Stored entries
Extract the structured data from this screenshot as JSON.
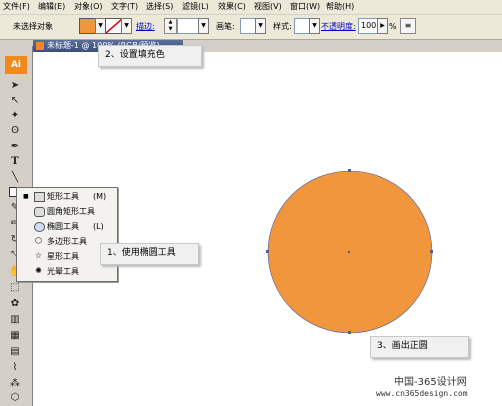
{
  "menu": [
    "文件(F)",
    "编辑(E)",
    "对象(O)",
    "文字(T)",
    "选择(S)",
    "滤镜(L)",
    "效果(C)",
    "视图(V)",
    "窗口(W)",
    "帮助(H)"
  ],
  "controlbar": {
    "selection_status": "未选择对象",
    "fill_color": "#f0963c",
    "stroke_label": "描边:",
    "brush_label": "画笔:",
    "style_label": "样式:",
    "opacity_label": "不透明度:",
    "opacity_value": "100",
    "opacity_unit": "%"
  },
  "app_logo": "Ai",
  "document": {
    "tab_title": "未标题-1 @ 100% (RGB/预览)"
  },
  "flyout": {
    "items": [
      {
        "label": "矩形工具",
        "shortcut": "(M)",
        "icon": "rectangle-icon",
        "active": true
      },
      {
        "label": "圆角矩形工具",
        "shortcut": "",
        "icon": "rounded-rectangle-icon",
        "active": false
      },
      {
        "label": "椭圆工具",
        "shortcut": "(L)",
        "icon": "ellipse-icon",
        "active": false
      },
      {
        "label": "多边形工具",
        "shortcut": "",
        "icon": "polygon-icon",
        "active": false
      },
      {
        "label": "星形工具",
        "shortcut": "",
        "icon": "star-icon",
        "active": false
      },
      {
        "label": "光晕工具",
        "shortcut": "",
        "icon": "flare-icon",
        "active": false
      }
    ]
  },
  "annotations": {
    "step1": "1、使用椭圆工具",
    "step2": "2、设置填充色",
    "step3": "3、画出正圆"
  },
  "circle_color": "#f0963c",
  "watermark": {
    "line1": "中国-365设计网",
    "line2": "www.cn365design.com"
  }
}
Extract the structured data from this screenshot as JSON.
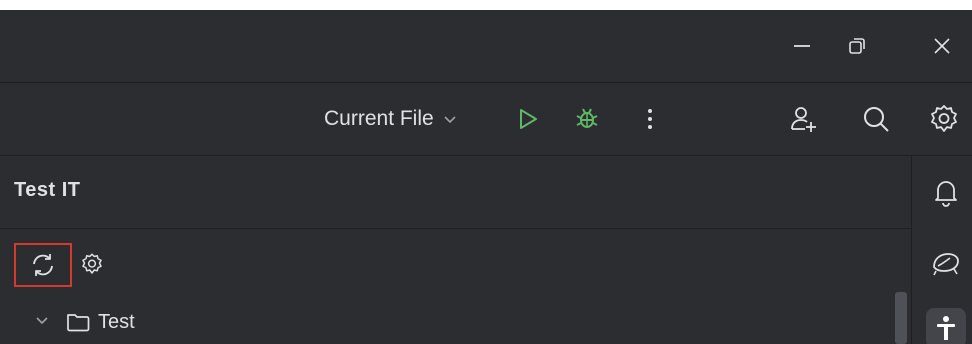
{
  "titlebar": {
    "icons": [
      "minimize-icon",
      "restore-icon",
      "close-icon"
    ]
  },
  "toolbar": {
    "run_config_label": "Current File",
    "icons": [
      "chevron-down-icon",
      "run-icon",
      "debug-icon",
      "more-icon",
      "add-user-icon",
      "search-icon",
      "settings-icon"
    ]
  },
  "panel": {
    "title": "Test IT",
    "actions": [
      "refresh-icon",
      "settings-icon"
    ],
    "tree": [
      {
        "label": "Test",
        "expanded": true,
        "icon": "folder-icon"
      }
    ]
  },
  "side_strip": {
    "icons": [
      "notifications-icon",
      "plugin-icon",
      "accessibility-icon"
    ]
  },
  "colors": {
    "background": "#2b2d30",
    "text": "#dfe1e5",
    "run_green": "#5fb865",
    "highlight_red": "#d23a2e"
  }
}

**Aim of the exercise:** The material above holds pictures; copy everything else in it exactly.

**Result of the task:**
Extract the structured data from this screenshot as JSON.
{
  "menu": [
    "文件(F)",
    "编辑(E)",
    "对象(O)",
    "文字(T)",
    "选择(S)",
    "滤镜(L)",
    "效果(C)",
    "视图(V)",
    "窗口(W)",
    "帮助(H)"
  ],
  "controlbar": {
    "selection_status": "未选择对象",
    "fill_color": "#f0963c",
    "stroke_label": "描边:",
    "brush_label": "画笔:",
    "style_label": "样式:",
    "opacity_label": "不透明度:",
    "opacity_value": "100",
    "opacity_unit": "%"
  },
  "app_logo": "Ai",
  "document": {
    "tab_title": "未标题-1 @ 100% (RGB/预览)"
  },
  "flyout": {
    "items": [
      {
        "label": "矩形工具",
        "shortcut": "(M)",
        "icon": "rectangle-icon",
        "active": true
      },
      {
        "label": "圆角矩形工具",
        "shortcut": "",
        "icon": "rounded-rectangle-icon",
        "active": false
      },
      {
        "label": "椭圆工具",
        "shortcut": "(L)",
        "icon": "ellipse-icon",
        "active": false
      },
      {
        "label": "多边形工具",
        "shortcut": "",
        "icon": "polygon-icon",
        "active": false
      },
      {
        "label": "星形工具",
        "shortcut": "",
        "icon": "star-icon",
        "active": false
      },
      {
        "label": "光晕工具",
        "shortcut": "",
        "icon": "flare-icon",
        "active": false
      }
    ]
  },
  "annotations": {
    "step1": "1、使用椭圆工具",
    "step2": "2、设置填充色",
    "step3": "3、画出正圆"
  },
  "circle_color": "#f0963c",
  "watermark": {
    "line1": "中国-365设计网",
    "line2": "www.cn365design.com"
  }
}
Extract the structured data from this screenshot as JSON.
{
  "titlebar": {
    "icons": [
      "minimize-icon",
      "restore-icon",
      "close-icon"
    ]
  },
  "toolbar": {
    "run_config_label": "Current File",
    "icons": [
      "chevron-down-icon",
      "run-icon",
      "debug-icon",
      "more-icon",
      "add-user-icon",
      "search-icon",
      "settings-icon"
    ]
  },
  "panel": {
    "title": "Test IT",
    "actions": [
      "refresh-icon",
      "settings-icon"
    ],
    "tree": [
      {
        "label": "Test",
        "expanded": true,
        "icon": "folder-icon"
      }
    ]
  },
  "side_strip": {
    "icons": [
      "notifications-icon",
      "plugin-icon",
      "accessibility-icon"
    ]
  },
  "colors": {
    "background": "#2b2d30",
    "text": "#dfe1e5",
    "run_green": "#5fb865",
    "highlight_red": "#d23a2e"
  }
}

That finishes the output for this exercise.